-- BEGIN READING TEXT --
Integrated human camera systems have even demonstrated that human abilities can improve computer input with facial gesture recognition[14].  Eye-gaze-based systems have been created to collaborate with hand motion to improve dexterous activity[15].  Systems like Sony Eye and Microsoft Kinect are early examples of using Computational Imaging to recognize user gestures in user Interface.  Techniques around such solutions have become emblematic of Mixed Reality headsets vendors such as Magic Leap, Microsoft, and Facebook are creating.

Industrial optical computation is now able to touch every potato chip we eat. Potato chip factories routinely move the chips by conveyor through an optical station in which every potato chip that is defective is pushed to the side for a second camera-based, automated inspection. The quantity of inspected objects at speed is apparently limitless.  In some rice packaging plants, every rice grain coming from a barge is passed under a camera and deflected to the dark, light, or reject rice bins at speed.
-- END READING TEXT --
-- BEGIN DATASET RECORDS --
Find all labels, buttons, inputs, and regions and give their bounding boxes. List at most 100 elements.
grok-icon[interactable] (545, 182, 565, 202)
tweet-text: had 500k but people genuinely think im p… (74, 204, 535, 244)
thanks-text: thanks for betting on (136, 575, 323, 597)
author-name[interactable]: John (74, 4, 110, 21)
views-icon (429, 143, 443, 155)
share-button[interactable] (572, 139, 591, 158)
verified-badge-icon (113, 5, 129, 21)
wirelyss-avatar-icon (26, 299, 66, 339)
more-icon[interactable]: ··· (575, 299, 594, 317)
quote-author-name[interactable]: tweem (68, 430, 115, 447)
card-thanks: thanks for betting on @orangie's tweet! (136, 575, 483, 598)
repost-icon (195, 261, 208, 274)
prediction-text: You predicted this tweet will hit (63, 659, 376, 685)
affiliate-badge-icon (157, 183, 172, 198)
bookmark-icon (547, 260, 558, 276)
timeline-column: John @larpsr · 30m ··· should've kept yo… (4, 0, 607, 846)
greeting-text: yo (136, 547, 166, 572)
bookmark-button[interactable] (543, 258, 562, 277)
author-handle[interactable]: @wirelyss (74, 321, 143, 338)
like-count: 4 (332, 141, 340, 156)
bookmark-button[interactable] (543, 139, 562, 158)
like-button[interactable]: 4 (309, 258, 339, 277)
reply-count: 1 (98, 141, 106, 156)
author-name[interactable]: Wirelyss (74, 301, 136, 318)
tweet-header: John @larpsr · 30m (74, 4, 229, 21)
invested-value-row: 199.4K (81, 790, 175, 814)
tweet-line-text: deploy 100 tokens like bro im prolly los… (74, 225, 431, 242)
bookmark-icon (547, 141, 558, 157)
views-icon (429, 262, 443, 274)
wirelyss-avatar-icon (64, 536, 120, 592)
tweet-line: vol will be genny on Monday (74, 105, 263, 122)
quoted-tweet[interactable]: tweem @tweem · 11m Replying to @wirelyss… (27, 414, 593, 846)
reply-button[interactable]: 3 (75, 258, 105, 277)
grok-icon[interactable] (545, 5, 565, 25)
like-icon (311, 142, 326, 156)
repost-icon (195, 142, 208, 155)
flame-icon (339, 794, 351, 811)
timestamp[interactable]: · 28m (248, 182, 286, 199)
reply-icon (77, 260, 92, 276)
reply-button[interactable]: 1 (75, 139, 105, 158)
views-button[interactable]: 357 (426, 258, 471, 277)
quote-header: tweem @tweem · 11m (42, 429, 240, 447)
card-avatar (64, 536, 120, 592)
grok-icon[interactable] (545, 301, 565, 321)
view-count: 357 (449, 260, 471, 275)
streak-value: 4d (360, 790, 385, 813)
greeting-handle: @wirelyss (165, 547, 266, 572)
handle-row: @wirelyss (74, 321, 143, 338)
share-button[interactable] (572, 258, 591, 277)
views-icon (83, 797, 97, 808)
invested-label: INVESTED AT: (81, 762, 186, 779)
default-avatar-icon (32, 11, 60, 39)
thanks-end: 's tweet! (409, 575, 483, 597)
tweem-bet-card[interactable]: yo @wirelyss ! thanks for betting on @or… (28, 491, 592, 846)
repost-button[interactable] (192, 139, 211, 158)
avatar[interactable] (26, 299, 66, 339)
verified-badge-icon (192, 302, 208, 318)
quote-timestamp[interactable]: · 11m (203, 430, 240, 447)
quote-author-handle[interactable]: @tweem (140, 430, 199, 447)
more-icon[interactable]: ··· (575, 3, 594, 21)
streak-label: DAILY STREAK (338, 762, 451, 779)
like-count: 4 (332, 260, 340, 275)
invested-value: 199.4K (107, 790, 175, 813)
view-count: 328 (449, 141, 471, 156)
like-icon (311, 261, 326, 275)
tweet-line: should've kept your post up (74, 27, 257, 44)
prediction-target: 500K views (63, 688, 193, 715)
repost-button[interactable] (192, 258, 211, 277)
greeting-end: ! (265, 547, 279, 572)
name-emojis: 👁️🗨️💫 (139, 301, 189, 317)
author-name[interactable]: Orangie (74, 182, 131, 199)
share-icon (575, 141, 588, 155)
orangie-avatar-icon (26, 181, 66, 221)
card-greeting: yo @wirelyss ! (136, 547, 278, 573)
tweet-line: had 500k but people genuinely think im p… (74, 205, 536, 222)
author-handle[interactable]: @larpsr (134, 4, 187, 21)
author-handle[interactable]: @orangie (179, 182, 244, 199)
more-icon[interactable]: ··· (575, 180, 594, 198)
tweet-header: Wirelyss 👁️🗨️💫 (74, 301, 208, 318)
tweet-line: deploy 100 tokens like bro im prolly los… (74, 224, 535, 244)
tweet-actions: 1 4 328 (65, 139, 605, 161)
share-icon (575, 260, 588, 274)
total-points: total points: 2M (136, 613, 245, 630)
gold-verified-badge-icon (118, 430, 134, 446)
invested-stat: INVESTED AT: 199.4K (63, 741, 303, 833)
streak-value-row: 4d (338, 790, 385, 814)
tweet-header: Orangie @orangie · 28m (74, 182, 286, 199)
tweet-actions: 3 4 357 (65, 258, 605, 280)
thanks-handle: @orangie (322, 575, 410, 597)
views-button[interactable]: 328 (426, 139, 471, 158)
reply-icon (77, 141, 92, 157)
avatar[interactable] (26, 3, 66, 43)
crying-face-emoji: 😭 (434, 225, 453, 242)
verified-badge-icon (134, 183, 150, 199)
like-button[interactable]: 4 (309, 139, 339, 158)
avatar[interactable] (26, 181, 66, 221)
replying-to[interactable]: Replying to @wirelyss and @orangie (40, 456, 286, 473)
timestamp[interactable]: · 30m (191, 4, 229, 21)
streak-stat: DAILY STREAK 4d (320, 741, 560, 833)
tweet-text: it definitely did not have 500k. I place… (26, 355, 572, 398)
-- END DATASET RECORDS --
GIVEN TASK 1 >> From the computational imaging passage, output the stretch that begins with the words containing "Industrial optical computation" and ends with "bins at speed.", copied word for word.
GIVEN TASK 2 >> List the Mixed Reality headset vendors that the computational imaging passage names.

FULL OUTPUT 1 >>
Industrial optical computation is now able to touch every potato chip we eat. Potato chip factories routinely move the chips by conveyor through an optical station in which every potato chip that is defective is pushed to the side for a second camera-based, automated inspection. The quantity of inspected objects at speed is apparently limitless.  In some rice packaging plants, every rice grain coming from a barge is passed under a camera and deflected to the dark, light, or reject rice bins at speed.

FULL OUTPUT 2 >> Magic Leap, Microsoft, Facebook